■ Exercise ■
Turn the items below into a JSON list of strings, one string per line, skipping any blank lines.

(Saved data entries)
• • • • •

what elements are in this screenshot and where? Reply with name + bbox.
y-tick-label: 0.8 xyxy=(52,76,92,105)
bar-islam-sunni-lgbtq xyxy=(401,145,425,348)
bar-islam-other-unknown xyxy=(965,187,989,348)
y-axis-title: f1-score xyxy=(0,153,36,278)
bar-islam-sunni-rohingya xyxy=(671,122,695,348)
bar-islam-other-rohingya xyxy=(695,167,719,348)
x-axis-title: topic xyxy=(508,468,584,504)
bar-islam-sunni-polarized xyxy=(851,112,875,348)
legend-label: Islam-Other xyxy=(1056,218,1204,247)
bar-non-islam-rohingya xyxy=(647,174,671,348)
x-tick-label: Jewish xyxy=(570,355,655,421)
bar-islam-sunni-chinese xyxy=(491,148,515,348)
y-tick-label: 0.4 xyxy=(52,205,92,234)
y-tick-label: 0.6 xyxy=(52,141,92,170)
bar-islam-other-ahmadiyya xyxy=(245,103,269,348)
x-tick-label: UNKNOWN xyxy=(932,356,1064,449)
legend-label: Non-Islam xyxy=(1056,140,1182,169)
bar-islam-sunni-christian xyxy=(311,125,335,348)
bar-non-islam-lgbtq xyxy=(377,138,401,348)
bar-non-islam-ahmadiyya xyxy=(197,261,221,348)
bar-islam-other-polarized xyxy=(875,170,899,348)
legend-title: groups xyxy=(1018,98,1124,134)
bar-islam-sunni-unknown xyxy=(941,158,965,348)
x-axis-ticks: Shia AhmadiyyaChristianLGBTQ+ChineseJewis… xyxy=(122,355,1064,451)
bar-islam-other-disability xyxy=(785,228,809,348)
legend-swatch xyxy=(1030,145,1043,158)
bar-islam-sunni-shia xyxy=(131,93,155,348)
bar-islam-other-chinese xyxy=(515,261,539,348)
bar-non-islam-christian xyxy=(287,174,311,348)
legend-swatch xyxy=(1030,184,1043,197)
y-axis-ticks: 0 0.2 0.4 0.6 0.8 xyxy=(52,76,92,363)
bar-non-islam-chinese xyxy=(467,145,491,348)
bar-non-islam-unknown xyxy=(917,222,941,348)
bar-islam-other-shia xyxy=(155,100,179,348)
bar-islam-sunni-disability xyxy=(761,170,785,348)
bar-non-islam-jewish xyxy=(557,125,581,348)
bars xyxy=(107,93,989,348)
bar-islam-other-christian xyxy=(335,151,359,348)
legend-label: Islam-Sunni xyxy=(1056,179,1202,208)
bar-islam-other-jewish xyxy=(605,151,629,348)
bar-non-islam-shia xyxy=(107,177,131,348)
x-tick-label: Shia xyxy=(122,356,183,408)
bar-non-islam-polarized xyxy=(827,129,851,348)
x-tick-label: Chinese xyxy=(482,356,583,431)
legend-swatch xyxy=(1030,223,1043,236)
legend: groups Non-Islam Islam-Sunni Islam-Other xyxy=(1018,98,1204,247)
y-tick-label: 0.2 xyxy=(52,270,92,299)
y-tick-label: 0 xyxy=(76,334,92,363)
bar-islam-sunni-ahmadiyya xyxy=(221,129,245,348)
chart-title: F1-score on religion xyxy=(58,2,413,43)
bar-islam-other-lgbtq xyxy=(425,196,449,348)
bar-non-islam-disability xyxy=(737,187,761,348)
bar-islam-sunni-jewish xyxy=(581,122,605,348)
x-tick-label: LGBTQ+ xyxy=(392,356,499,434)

• • • • •

■ Complete response ■
[
  "what elements are in this screenshot and where? Reply with name + bbox.",
  "y-tick-label: 0.8 xyxy=(52,76,92,105)",
  "bar-islam-sunni-lgbtq xyxy=(401,145,425,348)",
  "bar-islam-other-unknown xyxy=(965,187,989,348)",
  "y-axis-title: f1-score xyxy=(0,153,36,278)",
  "bar-islam-sunni-rohingya xyxy=(671,122,695,348)",
  "bar-islam-other-rohingya xyxy=(695,167,719,348)",
  "x-axis-title: topic xyxy=(508,468,584,504)",
  "bar-islam-sunni-polarized xyxy=(851,112,875,348)",
  "legend-label: Islam-Other xyxy=(1056,218,1204,247)",
  "bar-non-islam-rohingya xyxy=(647,174,671,348)",
  "x-tick-label: Jewish xyxy=(570,355,655,421)",
  "bar-islam-sunni-chinese xyxy=(491,148,515,348)",
  "y-tick-label: 0.4 xyxy=(52,205,92,234)",
  "y-tick-label: 0.6 xyxy=(52,141,92,170)",
  "bar-islam-other-ahmadiyya xyxy=(245,103,269,348)",
  "x-tick-label: UNKNOWN xyxy=(932,356,1064,449)",
  "legend-label: Non-Islam xyxy=(1056,140,1182,169)",
  "bar-islam-sunni-christian xyxy=(311,125,335,348)",
  "bar-non-islam-lgbtq xyxy=(377,138,401,348)",
  "bar-non-islam-ahmadiyya xyxy=(197,261,221,348)",
  "bar-islam-other-polarized xyxy=(875,170,899,348)",
  "legend-title: groups xyxy=(1018,98,1124,134)",
  "bar-islam-sunni-unknown xyxy=(941,158,965,348)",
  "x-axis-ticks: Shia AhmadiyyaChristianLGBTQ+ChineseJewis… xyxy=(122,355,1064,451)",
  "bar-islam-other-disability xyxy=(785,228,809,348)",
  "legend-swatch xyxy=(1030,145,1043,158)",
  "bar-islam-sunni-shia xyxy=(131,93,155,348)",
  "bar-islam-other-chinese xyxy=(515,261,539,348)",
  "bar-non-islam-christian xyxy=(287,174,311,348)",
  "legend-swatch xyxy=(1030,184,1043,197)",
  "y-axis-ticks: 0 0.2 0.4 0.6 0.8 xyxy=(52,76,92,363)",
  "bar-non-islam-chinese xyxy=(467,145,491,348)",
  "bar-non-islam-unknown xyxy=(917,222,941,348)",
  "bar-islam-other-shia xyxy=(155,100,179,348)",
  "bar-islam-sunni-disability xyxy=(761,170,785,348)",
  "bar-non-islam-jewish xyxy=(557,125,581,348)",
  "bars xyxy=(107,93,989,348)",
  "bar-islam-other-christian xyxy=(335,151,359,348)",
  "legend-label: Islam-Sunni xyxy=(1056,179,1202,208)",
  "bar-islam-other-jewish xyxy=(605,151,629,348)",
  "bar-non-islam-shia xyxy=(107,177,131,348)",
  "x-tick-label: Shia xyxy=(122,356,183,408)",
  "bar-non-islam-polarized xyxy=(827,129,851,348)",
  "x-tick-label: Chinese xyxy=(482,356,583,431)",
  "legend-swatch xyxy=(1030,223,1043,236)",
  "legend: groups Non-Islam Islam-Sunni Islam-Other xyxy=(1018,98,1204,247)",
  "y-tick-label: 0.2 xyxy=(52,270,92,299)",
  "y-tick-label: 0 xyxy=(76,334,92,363)",
  "bar-islam-sunni-ahmadiyya xyxy=(221,129,245,348)",
  "chart-title: F1-score on religion xyxy=(58,2,413,43)",
  "bar-islam-other-lgbtq xyxy=(425,196,449,348)",
  "bar-non-islam-disability xyxy=(737,187,761,348)",
  "bar-islam-sunni-jewish xyxy=(581,122,605,348)",
  "x-tick-label: LGBTQ+ xyxy=(392,356,499,434)"
]